■ Your instructions ■
Copy each line that holds "screenshot".

■ Material supplied ■
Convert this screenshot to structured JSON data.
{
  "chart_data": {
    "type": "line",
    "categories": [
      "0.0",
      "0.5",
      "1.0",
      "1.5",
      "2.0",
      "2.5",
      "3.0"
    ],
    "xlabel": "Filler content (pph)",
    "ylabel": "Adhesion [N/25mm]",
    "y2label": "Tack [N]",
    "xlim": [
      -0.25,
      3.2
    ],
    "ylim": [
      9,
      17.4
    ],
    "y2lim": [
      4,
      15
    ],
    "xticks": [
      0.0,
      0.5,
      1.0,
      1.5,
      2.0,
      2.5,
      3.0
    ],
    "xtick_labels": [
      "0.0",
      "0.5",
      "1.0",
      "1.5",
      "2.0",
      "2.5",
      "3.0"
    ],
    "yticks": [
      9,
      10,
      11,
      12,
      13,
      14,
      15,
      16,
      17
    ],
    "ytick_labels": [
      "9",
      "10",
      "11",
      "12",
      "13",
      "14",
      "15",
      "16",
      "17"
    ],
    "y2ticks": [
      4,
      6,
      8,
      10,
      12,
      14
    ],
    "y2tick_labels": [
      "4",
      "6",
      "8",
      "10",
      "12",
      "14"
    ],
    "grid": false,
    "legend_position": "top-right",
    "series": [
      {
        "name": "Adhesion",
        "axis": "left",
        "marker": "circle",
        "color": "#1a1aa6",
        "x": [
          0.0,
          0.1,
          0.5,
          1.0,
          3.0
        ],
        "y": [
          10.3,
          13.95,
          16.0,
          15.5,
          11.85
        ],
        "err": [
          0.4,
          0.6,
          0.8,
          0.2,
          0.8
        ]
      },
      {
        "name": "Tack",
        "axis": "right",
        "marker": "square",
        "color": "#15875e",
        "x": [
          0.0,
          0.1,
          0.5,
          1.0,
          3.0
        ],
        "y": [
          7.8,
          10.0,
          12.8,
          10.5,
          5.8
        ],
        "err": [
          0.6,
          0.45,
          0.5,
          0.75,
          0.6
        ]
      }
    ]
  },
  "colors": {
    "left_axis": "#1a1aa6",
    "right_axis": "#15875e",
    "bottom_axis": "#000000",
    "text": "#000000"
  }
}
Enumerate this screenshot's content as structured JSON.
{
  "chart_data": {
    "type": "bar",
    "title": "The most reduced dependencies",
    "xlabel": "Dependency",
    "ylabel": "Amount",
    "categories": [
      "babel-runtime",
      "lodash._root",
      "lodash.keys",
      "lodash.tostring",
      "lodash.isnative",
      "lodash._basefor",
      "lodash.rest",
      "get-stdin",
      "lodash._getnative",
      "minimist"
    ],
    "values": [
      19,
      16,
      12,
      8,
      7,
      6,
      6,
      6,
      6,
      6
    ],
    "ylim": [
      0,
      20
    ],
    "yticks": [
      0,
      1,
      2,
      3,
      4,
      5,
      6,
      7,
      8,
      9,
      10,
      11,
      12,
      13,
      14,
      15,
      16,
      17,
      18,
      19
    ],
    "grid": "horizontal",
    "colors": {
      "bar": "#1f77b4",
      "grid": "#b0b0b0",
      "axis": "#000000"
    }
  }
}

■ The solution ■
Convert this screenshot to structured JSON data.
Enumerate this screenshot's content as structured JSON.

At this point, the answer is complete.